▶ Requirements:
Search the data for the string "Salzmann" and extract every line where it appears.

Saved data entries
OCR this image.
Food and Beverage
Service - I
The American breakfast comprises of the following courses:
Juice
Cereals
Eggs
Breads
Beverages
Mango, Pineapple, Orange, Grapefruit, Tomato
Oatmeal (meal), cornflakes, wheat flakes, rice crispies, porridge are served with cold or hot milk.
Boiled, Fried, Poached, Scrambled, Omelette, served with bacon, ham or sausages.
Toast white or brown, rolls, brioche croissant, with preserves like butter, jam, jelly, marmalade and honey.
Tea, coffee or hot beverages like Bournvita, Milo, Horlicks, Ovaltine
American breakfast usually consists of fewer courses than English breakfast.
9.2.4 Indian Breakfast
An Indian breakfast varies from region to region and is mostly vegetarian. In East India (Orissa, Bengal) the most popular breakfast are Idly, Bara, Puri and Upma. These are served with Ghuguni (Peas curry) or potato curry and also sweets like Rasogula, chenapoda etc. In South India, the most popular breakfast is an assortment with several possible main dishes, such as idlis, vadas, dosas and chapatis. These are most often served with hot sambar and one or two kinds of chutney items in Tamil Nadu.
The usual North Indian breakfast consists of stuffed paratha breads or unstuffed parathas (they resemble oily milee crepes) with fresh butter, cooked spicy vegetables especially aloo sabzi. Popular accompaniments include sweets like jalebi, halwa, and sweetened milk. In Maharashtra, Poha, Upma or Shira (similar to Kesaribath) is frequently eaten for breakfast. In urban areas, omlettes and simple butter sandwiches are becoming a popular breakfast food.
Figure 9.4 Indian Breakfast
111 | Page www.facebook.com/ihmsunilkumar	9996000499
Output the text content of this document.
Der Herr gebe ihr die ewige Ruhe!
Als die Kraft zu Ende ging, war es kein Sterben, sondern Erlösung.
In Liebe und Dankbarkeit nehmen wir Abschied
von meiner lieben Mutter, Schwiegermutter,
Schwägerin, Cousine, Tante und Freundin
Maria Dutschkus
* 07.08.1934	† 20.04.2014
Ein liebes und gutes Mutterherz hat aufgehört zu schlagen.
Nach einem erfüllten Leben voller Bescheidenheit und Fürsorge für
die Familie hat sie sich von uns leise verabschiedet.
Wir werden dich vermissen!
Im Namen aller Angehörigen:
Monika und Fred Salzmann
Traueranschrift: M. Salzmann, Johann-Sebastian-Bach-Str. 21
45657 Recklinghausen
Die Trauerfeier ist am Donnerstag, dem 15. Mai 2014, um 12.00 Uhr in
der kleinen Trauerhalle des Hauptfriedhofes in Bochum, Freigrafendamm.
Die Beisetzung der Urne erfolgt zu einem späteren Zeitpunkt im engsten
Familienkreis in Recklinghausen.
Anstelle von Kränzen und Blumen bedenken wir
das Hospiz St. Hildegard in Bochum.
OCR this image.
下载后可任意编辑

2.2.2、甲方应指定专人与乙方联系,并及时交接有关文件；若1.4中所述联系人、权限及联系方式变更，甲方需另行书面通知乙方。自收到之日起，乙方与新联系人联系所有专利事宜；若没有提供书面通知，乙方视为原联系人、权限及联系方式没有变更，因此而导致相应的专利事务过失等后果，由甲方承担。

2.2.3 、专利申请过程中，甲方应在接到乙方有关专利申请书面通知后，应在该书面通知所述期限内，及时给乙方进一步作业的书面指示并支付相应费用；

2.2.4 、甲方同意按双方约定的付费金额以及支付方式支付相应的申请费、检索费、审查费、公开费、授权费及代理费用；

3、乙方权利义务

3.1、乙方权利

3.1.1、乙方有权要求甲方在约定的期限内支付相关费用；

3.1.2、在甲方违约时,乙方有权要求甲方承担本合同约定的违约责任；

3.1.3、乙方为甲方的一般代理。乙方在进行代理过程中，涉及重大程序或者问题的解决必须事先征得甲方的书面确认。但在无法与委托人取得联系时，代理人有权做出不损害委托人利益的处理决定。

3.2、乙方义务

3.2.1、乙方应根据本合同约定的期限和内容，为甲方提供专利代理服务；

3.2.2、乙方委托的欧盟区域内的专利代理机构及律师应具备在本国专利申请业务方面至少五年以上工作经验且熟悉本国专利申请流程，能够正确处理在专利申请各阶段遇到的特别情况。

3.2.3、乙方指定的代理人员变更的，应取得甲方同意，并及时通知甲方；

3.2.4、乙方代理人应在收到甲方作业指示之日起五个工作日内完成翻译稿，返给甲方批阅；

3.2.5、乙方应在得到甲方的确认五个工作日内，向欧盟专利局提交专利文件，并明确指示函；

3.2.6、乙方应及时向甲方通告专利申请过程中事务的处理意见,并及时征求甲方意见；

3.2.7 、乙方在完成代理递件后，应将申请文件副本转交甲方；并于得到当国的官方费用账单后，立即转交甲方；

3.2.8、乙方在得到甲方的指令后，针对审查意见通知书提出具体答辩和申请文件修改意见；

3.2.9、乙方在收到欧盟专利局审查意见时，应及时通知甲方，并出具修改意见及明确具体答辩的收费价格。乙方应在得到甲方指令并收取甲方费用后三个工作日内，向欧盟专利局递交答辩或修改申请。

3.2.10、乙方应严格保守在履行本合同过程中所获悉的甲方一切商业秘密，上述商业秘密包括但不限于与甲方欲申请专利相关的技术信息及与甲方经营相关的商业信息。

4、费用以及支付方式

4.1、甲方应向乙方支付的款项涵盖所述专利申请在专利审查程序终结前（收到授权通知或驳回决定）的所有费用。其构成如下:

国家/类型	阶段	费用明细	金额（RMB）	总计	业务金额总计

▶ Task output:
Monika und Fred Salzmann
Traueranschrift: M. Salzmann, Johann-Sebastian-Bach-Str. 21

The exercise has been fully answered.